[Items from a data source]
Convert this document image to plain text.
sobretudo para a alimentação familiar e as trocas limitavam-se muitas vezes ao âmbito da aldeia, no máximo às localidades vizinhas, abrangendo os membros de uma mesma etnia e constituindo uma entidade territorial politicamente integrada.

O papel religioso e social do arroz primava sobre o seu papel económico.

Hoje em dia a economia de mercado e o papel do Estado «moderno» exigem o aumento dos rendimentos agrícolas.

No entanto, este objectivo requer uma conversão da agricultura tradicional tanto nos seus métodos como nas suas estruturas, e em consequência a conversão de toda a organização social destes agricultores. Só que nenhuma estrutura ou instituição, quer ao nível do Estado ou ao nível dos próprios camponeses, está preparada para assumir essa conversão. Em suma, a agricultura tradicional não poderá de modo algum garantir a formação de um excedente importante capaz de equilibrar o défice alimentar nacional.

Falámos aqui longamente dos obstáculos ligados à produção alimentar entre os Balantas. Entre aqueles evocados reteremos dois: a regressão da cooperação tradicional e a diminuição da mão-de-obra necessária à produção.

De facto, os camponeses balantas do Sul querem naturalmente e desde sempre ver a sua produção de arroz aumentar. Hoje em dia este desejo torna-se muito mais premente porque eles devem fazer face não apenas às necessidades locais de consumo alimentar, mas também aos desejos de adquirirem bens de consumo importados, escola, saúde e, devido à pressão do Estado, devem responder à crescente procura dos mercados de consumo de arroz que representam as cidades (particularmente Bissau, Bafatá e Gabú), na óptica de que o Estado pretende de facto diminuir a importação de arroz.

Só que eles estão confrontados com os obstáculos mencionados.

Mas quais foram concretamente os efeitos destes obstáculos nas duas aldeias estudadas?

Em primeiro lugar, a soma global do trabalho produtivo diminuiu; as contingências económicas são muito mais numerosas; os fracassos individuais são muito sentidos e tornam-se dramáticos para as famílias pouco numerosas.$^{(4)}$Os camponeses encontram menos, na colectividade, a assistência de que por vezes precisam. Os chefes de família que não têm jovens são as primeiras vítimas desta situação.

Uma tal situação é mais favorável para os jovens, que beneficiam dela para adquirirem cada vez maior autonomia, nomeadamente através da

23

What you should do:
Copy out all the entries shown above, character for character.

Final result:
Convert this document image to plain text.
sobretudo para a alimentação familiar e as trocas limitavam-se muitas vezes ao âmbito da aldeia, no máximo às localidades vizinhas, abrangendo os membros de uma mesma etnia e constituindo uma entidade territorial politicamente integrada.

O papel religioso e social do arroz primava sobre o seu papel económico.

Hoje em dia a economia de mercado e o papel do Estado «moderno» exigem o aumento dos rendimentos agrícolas.

No entanto, este objectivo requer uma conversão da agricultura tradicional tanto nos seus métodos como nas suas estruturas, e em consequência a conversão de toda a organização social destes agricultores. Só que nenhuma estrutura ou instituição, quer ao nível do Estado ou ao nível dos próprios camponeses, está preparada para assumir essa conversão. Em suma, a agricultura tradicional não poderá de modo algum garantir a formação de um excedente importante capaz de equilibrar o défice alimentar nacional.

Falámos aqui longamente dos obstáculos ligados à produção alimentar entre os Balantas. Entre aqueles evocados reteremos dois: a regressão da cooperação tradicional e a diminuição da mão-de-obra necessária à produção.

De facto, os camponeses balantas do Sul querem naturalmente e desde sempre ver a sua produção de arroz aumentar. Hoje em dia este desejo torna-se muito mais premente porque eles devem fazer face não apenas às necessidades locais de consumo alimentar, mas também aos desejos de adquirirem bens de consumo importados, escola, saúde e, devido à pressão do Estado, devem responder à crescente procura dos mercados de consumo de arroz que representam as cidades (particularmente Bissau, Bafatá e Gabú), na óptica de que o Estado pretende de facto diminuir a importação de arroz.

Só que eles estão confrontados com os obstáculos mencionados.

Mas quais foram concretamente os efeitos destes obstáculos nas duas aldeias estudadas?

Em primeiro lugar, a soma global do trabalho produtivo diminuiu; as contingências económicas são muito mais numerosas; os fracassos individuais são muito sentidos e tornam-se dramáticos para as famílias pouco numerosas.$^{(4)}$Os camponeses encontram menos, na colectividade, a assistência de que por vezes precisam. Os chefes de família que não têm jovens são as primeiras vítimas desta situação.

Uma tal situação é mais favorável para os jovens, que beneficiam dela para adquirirem cada vez maior autonomia, nomeadamente através da

23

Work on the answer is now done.